THE EXERCISE:
In the listing that follows, count the lines holding the word "datum" and report only that number.

DATA SUPPLIED:

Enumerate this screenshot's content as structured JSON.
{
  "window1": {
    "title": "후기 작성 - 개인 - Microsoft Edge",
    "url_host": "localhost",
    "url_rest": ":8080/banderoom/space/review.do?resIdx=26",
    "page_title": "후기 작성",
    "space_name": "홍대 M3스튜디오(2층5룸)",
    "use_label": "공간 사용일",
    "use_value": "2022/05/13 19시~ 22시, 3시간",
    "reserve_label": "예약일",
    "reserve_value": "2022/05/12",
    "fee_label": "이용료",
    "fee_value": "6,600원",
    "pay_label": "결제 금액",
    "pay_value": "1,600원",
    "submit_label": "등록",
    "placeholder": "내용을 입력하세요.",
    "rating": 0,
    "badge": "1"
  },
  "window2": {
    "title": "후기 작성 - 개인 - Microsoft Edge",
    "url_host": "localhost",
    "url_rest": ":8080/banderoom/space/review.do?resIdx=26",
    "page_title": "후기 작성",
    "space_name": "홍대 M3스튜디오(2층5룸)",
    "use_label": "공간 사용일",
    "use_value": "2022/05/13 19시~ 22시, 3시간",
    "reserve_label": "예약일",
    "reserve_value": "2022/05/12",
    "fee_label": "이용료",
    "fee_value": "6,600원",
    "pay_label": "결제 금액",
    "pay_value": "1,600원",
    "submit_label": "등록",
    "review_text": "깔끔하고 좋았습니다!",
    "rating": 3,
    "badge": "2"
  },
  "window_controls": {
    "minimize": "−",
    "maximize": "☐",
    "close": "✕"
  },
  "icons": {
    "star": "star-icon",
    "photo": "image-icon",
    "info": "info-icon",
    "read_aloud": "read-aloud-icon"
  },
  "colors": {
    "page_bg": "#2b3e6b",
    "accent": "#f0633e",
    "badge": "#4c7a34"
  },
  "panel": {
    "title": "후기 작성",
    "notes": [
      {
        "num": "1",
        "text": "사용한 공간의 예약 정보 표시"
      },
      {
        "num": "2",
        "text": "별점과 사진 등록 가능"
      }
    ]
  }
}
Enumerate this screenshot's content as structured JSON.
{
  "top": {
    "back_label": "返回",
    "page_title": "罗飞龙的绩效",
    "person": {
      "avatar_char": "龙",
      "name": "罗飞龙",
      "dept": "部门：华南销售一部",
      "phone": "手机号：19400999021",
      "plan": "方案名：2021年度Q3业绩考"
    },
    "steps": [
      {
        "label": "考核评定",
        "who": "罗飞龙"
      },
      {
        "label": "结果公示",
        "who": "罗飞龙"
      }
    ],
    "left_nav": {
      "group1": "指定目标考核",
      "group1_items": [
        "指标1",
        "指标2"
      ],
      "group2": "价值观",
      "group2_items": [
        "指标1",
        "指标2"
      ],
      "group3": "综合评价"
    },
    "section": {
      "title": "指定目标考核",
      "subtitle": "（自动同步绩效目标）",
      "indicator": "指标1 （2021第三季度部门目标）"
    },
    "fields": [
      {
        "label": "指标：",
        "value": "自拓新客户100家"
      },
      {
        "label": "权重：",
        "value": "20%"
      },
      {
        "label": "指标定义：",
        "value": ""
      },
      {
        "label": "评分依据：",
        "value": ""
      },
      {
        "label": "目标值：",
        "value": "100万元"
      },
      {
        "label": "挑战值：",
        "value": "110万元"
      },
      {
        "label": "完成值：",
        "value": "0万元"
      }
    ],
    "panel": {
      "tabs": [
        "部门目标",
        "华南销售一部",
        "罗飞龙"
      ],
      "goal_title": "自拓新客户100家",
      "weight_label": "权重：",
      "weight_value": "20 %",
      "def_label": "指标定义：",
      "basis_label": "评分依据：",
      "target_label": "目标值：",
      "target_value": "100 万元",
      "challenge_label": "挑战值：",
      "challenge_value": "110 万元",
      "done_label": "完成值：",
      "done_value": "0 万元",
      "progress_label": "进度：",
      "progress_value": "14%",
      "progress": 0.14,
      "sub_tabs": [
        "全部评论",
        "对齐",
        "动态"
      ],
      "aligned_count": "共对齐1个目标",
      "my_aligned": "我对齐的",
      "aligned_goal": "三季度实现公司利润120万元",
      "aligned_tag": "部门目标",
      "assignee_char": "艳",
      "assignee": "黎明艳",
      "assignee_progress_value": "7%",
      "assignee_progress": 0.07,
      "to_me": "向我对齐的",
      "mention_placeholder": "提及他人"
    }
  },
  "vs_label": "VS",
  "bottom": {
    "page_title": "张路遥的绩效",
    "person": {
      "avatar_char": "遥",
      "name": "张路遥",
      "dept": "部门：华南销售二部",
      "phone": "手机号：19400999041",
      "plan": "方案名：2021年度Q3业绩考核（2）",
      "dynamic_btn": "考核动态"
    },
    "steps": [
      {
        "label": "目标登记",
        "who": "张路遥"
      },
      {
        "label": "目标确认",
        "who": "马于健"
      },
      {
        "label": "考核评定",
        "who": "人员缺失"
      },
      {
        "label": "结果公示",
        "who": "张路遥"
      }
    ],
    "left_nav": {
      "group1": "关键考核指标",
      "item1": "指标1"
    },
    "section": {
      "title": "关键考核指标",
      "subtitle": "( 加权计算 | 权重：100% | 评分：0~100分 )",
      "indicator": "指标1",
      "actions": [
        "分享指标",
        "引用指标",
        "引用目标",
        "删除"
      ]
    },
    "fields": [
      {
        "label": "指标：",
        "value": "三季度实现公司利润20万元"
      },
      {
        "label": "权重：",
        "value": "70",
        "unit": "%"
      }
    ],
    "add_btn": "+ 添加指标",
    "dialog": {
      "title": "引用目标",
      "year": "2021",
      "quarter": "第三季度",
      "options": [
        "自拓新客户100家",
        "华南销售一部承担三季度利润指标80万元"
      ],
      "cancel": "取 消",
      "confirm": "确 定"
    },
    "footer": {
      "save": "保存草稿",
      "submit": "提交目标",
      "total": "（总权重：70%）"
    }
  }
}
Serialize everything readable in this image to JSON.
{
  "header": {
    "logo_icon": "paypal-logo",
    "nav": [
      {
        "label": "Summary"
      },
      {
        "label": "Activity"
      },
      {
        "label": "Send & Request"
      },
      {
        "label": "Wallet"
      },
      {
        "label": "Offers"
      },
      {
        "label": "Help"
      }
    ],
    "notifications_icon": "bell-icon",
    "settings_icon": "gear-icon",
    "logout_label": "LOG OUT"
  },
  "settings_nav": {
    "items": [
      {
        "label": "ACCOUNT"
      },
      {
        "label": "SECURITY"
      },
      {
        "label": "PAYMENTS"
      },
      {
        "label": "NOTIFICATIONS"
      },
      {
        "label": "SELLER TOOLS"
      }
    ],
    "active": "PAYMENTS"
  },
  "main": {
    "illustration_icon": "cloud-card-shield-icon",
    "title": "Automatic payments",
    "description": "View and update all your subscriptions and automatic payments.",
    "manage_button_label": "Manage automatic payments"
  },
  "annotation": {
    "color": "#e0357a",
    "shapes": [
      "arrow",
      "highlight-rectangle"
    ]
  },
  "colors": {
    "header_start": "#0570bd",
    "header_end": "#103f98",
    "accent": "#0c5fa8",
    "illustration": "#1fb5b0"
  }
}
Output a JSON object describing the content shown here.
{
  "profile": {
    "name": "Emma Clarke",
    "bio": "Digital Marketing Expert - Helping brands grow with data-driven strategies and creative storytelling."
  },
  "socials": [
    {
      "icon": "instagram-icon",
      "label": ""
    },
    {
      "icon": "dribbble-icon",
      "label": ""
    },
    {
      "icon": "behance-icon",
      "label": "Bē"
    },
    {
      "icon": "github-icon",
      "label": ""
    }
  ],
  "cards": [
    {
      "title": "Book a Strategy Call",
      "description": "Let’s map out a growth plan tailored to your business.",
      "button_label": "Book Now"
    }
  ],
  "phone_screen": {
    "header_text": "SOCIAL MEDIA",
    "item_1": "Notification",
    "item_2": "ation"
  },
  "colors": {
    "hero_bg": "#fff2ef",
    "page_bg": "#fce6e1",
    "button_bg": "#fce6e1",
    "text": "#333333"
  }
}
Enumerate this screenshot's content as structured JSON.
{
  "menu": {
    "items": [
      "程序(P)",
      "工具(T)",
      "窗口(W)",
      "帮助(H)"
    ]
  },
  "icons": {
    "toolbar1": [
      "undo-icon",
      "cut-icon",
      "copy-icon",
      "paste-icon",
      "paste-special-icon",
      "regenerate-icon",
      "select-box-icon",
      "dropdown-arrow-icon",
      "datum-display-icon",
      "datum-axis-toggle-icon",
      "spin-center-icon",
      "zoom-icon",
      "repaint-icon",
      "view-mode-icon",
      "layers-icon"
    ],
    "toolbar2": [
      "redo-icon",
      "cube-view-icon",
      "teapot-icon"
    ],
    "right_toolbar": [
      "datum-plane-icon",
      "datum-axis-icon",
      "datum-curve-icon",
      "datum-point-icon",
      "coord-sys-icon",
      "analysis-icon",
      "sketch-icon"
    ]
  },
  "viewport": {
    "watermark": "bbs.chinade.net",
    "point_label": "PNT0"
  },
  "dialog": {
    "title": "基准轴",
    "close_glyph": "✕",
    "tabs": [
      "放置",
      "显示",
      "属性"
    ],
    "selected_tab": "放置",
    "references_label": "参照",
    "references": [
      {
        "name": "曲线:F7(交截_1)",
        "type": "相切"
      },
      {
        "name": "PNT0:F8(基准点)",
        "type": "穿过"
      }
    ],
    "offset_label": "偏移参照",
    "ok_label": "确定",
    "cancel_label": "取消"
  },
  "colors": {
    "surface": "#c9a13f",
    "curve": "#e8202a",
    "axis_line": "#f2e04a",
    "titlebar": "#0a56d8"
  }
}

OUTPUT OF THE EXERCISE:
6